Extracted entries:
▬▬▬▬▬▬
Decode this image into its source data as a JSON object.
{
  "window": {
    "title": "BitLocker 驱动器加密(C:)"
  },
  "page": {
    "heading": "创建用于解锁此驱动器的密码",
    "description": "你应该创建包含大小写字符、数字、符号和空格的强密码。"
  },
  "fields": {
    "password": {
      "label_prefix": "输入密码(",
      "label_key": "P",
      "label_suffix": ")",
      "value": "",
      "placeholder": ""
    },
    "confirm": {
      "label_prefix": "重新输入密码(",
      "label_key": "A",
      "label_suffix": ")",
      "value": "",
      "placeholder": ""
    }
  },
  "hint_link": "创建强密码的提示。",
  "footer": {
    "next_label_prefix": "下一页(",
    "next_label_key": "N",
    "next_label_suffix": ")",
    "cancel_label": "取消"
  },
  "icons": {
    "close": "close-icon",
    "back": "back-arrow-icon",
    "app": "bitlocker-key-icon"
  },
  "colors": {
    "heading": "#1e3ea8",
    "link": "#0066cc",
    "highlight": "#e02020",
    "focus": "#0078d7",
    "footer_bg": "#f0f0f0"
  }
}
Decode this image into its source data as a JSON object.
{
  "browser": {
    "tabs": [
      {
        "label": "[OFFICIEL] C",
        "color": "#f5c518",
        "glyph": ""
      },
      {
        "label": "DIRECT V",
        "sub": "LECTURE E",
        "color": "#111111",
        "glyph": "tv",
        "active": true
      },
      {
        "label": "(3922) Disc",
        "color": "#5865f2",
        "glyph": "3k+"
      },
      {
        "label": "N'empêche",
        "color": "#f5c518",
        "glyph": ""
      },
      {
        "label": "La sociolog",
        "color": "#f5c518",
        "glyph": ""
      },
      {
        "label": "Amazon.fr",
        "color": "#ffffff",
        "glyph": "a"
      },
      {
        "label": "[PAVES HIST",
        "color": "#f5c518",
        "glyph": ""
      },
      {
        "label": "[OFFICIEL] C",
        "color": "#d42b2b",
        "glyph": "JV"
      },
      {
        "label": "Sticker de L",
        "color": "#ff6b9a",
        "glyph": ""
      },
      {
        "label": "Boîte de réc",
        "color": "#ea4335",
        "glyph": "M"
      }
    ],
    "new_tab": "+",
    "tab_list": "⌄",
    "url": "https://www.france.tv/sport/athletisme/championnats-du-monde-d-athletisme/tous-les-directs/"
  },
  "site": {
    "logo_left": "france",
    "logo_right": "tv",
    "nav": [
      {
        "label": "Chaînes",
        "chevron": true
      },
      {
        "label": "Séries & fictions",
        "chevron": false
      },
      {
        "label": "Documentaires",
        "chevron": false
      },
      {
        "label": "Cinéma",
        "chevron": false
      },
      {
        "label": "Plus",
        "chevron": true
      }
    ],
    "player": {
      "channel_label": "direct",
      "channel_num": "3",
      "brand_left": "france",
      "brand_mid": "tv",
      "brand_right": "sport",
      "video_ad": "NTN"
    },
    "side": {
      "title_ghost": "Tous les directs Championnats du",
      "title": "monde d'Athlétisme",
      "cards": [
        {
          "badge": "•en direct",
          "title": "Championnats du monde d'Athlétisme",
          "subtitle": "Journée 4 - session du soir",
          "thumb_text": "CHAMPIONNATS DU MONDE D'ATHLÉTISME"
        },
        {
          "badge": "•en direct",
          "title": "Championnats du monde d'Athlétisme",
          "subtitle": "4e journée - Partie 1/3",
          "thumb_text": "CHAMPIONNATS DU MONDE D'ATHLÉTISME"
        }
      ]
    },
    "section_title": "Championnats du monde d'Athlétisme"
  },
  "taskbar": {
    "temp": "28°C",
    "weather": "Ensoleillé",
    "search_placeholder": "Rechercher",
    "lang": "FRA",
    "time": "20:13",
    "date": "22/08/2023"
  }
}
▬▬▬▬▬▬
Short problem:
Repeat all the entries exactly as given.

Answer to the problem:
Decode this image into its source data as a JSON object.
{
  "window": {
    "title": "BitLocker 驱动器加密(C:)"
  },
  "page": {
    "heading": "创建用于解锁此驱动器的密码",
    "description": "你应该创建包含大小写字符、数字、符号和空格的强密码。"
  },
  "fields": {
    "password": {
      "label_prefix": "输入密码(",
      "label_key": "P",
      "label_suffix": ")",
      "value": "",
      "placeholder": ""
    },
    "confirm": {
      "label_prefix": "重新输入密码(",
      "label_key": "A",
      "label_suffix": ")",
      "value": "",
      "placeholder": ""
    }
  },
  "hint_link": "创建强密码的提示。",
  "footer": {
    "next_label_prefix": "下一页(",
    "next_label_key": "N",
    "next_label_suffix": ")",
    "cancel_label": "取消"
  },
  "icons": {
    "close": "close-icon",
    "back": "back-arrow-icon",
    "app": "bitlocker-key-icon"
  },
  "colors": {
    "heading": "#1e3ea8",
    "link": "#0066cc",
    "highlight": "#e02020",
    "focus": "#0078d7",
    "footer_bg": "#f0f0f0"
  }
}
Decode this image into its source data as a JSON object.
{
  "browser": {
    "tabs": [
      {
        "label": "[OFFICIEL] C",
        "color": "#f5c518",
        "glyph": ""
      },
      {
        "label": "DIRECT V",
        "sub": "LECTURE E",
        "color": "#111111",
        "glyph": "tv",
        "active": true
      },
      {
        "label": "(3922) Disc",
        "color": "#5865f2",
        "glyph": "3k+"
      },
      {
        "label": "N'empêche",
        "color": "#f5c518",
        "glyph": ""
      },
      {
        "label": "La sociolog",
        "color": "#f5c518",
        "glyph": ""
      },
      {
        "label": "Amazon.fr",
        "color": "#ffffff",
        "glyph": "a"
      },
      {
        "label": "[PAVES HIST",
        "color": "#f5c518",
        "glyph": ""
      },
      {
        "label": "[OFFICIEL] C",
        "color": "#d42b2b",
        "glyph": "JV"
      },
      {
        "label": "Sticker de L",
        "color": "#ff6b9a",
        "glyph": ""
      },
      {
        "label": "Boîte de réc",
        "color": "#ea4335",
        "glyph": "M"
      }
    ],
    "new_tab": "+",
    "tab_list": "⌄",
    "url": "https://www.france.tv/sport/athletisme/championnats-du-monde-d-athletisme/tous-les-directs/"
  },
  "site": {
    "logo_left": "france",
    "logo_right": "tv",
    "nav": [
      {
        "label": "Chaînes",
        "chevron": true
      },
      {
        "label": "Séries & fictions",
        "chevron": false
      },
      {
        "label": "Documentaires",
        "chevron": false
      },
      {
        "label": "Cinéma",
        "chevron": false
      },
      {
        "label": "Plus",
        "chevron": true
      }
    ],
    "player": {
      "channel_label": "direct",
      "channel_num": "3",
      "brand_left": "france",
      "brand_mid": "tv",
      "brand_right": "sport",
      "video_ad": "NTN"
    },
    "side": {
      "title_ghost": "Tous les directs Championnats du",
      "title": "monde d'Athlétisme",
      "cards": [
        {
          "badge": "•en direct",
          "title": "Championnats du monde d'Athlétisme",
          "subtitle": "Journée 4 - session du soir",
          "thumb_text": "CHAMPIONNATS DU MONDE D'ATHLÉTISME"
        },
        {
          "badge": "•en direct",
          "title": "Championnats du monde d'Athlétisme",
          "subtitle": "4e journée - Partie 1/3",
          "thumb_text": "CHAMPIONNATS DU MONDE D'ATHLÉTISME"
        }
      ]
    },
    "section_title": "Championnats du monde d'Athlétisme"
  },
  "taskbar": {
    "temp": "28°C",
    "weather": "Ensoleillé",
    "search_placeholder": "Rechercher",
    "lang": "FRA",
    "time": "20:13",
    "date": "22/08/2023"
  }
}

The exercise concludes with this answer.